** Directive **
Below are entries. Pull out all lines containing "existen".

───── Data to use ─────

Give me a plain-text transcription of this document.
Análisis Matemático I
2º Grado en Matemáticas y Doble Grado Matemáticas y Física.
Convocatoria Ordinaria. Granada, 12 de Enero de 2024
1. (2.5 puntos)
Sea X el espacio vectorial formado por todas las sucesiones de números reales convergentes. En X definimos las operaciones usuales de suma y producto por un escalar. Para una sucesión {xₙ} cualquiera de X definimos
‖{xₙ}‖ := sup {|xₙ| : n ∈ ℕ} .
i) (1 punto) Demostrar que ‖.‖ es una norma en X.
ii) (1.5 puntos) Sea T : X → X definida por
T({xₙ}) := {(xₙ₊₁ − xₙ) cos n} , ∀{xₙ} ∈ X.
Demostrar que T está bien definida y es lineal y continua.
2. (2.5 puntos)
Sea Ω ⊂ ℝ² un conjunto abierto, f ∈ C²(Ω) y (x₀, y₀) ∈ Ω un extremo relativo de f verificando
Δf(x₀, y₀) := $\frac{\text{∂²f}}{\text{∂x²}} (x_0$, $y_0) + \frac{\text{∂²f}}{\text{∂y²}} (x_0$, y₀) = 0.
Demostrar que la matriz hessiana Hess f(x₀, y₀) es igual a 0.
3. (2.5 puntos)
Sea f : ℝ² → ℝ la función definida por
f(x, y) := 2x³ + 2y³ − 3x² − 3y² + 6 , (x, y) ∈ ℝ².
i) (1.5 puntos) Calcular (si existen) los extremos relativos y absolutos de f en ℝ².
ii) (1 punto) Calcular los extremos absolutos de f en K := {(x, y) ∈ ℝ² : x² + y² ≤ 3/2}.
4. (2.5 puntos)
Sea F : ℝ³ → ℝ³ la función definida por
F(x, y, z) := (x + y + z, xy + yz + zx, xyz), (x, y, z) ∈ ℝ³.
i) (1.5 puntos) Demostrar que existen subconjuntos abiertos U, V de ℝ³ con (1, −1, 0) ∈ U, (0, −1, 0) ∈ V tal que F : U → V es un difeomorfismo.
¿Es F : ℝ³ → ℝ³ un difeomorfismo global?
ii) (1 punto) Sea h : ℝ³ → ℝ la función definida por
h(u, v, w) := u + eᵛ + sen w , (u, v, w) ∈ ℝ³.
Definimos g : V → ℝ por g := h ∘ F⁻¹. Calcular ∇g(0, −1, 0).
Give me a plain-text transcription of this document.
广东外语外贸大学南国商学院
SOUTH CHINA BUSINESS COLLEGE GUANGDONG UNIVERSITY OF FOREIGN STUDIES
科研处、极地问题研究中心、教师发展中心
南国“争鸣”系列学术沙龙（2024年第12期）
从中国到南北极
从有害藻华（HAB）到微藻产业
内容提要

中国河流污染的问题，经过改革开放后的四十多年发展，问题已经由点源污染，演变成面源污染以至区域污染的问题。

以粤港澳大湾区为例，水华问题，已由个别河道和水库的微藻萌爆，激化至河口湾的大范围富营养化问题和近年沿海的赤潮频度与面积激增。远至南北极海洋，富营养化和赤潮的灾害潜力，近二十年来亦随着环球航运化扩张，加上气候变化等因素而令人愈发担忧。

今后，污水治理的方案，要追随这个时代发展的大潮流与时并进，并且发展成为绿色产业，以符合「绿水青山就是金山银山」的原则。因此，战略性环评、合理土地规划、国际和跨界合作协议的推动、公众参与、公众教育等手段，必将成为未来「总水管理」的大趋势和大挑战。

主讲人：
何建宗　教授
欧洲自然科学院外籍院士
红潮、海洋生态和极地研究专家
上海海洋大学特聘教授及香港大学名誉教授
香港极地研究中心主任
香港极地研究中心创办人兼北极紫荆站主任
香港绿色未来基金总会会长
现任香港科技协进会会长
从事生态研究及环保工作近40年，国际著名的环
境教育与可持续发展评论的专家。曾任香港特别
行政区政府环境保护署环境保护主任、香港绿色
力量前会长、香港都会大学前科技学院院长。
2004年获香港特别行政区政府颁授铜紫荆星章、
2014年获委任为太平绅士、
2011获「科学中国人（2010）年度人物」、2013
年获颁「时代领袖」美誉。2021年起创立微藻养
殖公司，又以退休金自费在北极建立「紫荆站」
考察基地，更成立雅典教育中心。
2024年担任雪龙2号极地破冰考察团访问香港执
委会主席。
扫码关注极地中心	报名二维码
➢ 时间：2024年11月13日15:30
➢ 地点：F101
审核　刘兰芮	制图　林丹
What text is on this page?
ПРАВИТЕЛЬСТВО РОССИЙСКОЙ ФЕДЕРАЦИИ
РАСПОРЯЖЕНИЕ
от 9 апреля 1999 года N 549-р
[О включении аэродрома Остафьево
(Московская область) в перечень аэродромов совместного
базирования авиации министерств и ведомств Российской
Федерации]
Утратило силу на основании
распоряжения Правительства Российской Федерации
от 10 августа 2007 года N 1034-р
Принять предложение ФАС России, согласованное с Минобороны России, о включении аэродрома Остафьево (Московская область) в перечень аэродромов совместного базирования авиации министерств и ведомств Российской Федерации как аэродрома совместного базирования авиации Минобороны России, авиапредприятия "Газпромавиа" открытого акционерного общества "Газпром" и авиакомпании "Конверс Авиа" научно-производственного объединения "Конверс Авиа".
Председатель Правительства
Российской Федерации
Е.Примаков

─────

** Solution to this exercise **
i) (1.5 puntos) Calcular (si existen) los extremos relativos y absolutos de f en ℝ².
i) (1.5 puntos) Demostrar que existen subconjuntos abiertos U, V de ℝ³ con (1, −1, 0) ∈ U, (0, −1, 0) ∈ V tal que F : U → V es un difeomorfismo.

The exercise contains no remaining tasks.